■ Task to complete:
Only the lines from the one containing "What's the underlying" to the end of the entries should be written out, each exactly as it stands, both ends included.

■ Material for the task:
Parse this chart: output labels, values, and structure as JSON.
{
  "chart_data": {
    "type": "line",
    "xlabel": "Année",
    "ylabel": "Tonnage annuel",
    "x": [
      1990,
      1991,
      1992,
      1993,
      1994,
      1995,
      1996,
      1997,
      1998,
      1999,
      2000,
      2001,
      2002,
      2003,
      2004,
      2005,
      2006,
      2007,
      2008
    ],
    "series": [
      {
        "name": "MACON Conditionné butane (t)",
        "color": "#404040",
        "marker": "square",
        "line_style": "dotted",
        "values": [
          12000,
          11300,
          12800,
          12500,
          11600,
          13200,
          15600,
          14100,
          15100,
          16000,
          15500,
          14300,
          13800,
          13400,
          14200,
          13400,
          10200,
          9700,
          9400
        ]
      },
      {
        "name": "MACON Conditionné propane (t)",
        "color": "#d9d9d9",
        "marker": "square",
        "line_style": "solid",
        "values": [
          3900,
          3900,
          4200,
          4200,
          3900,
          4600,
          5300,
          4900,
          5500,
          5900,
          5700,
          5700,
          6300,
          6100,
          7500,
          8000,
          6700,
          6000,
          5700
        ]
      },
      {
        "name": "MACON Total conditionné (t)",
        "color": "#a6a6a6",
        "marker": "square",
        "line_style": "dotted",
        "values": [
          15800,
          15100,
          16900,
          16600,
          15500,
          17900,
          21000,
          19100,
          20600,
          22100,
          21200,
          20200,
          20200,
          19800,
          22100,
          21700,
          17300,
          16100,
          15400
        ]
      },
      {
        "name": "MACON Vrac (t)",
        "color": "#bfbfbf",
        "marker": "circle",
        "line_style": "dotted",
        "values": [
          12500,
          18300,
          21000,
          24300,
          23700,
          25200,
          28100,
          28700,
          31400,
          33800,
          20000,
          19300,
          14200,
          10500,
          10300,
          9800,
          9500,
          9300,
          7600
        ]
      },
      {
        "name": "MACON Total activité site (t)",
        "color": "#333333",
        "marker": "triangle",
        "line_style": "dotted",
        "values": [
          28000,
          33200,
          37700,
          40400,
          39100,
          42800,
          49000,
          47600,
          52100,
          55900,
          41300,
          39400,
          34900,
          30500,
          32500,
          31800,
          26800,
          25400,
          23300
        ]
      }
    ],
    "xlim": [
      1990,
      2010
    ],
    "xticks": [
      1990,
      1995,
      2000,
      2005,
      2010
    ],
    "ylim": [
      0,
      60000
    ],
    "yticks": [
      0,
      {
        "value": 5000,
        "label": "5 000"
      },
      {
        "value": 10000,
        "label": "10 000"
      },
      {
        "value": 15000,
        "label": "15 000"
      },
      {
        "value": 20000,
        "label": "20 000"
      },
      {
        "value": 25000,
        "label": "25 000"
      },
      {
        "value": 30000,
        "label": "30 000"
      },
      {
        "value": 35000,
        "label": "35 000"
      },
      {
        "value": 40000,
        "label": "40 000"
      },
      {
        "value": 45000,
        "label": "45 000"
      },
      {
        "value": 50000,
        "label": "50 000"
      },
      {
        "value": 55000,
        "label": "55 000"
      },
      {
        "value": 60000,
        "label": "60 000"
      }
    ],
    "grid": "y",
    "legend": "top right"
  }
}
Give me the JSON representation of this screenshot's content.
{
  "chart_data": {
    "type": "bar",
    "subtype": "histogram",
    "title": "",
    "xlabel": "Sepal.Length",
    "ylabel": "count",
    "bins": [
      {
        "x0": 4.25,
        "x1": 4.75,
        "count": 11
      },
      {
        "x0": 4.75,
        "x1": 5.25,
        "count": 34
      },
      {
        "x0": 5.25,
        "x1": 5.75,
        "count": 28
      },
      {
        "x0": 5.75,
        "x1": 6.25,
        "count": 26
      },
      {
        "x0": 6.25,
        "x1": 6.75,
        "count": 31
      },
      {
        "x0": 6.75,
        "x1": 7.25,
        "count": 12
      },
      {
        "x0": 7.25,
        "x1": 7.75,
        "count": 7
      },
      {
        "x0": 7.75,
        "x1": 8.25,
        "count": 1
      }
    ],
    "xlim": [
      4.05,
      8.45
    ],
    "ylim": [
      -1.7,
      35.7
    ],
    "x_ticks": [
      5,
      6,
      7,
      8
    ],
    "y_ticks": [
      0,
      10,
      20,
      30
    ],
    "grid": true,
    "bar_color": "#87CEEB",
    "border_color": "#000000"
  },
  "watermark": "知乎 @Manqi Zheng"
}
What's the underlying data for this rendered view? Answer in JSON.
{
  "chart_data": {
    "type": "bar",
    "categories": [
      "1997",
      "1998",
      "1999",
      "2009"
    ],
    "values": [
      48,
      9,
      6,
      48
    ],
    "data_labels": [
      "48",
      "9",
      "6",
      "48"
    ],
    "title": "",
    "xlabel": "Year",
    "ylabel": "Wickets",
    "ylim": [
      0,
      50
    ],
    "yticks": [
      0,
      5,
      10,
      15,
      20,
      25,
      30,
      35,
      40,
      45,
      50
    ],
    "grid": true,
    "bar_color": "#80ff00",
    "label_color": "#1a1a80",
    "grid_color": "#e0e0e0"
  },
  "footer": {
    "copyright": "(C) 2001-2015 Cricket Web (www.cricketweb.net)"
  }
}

■ Response for this exercise:
What's the underlying data for this rendered view? Answer in JSON.
{
  "chart_data": {
    "type": "bar",
    "categories": [
      "1997",
      "1998",
      "1999",
      "2009"
    ],
    "values": [
      48,
      9,
      6,
      48
    ],
    "data_labels": [
      "48",
      "9",
      "6",
      "48"
    ],
    "title": "",
    "xlabel": "Year",
    "ylabel": "Wickets",
    "ylim": [
      0,
      50
    ],
    "yticks": [
      0,
      5,
      10,
      15,
      20,
      25,
      30,
      35,
      40,
      45,
      50
    ],
    "grid": true,
    "bar_color": "#80ff00",
    "label_color": "#1a1a80",
    "grid_color": "#e0e0e0"
  },
  "footer": {
    "copyright": "(C) 2001-2015 Cricket Web (www.cricketweb.net)"
  }
}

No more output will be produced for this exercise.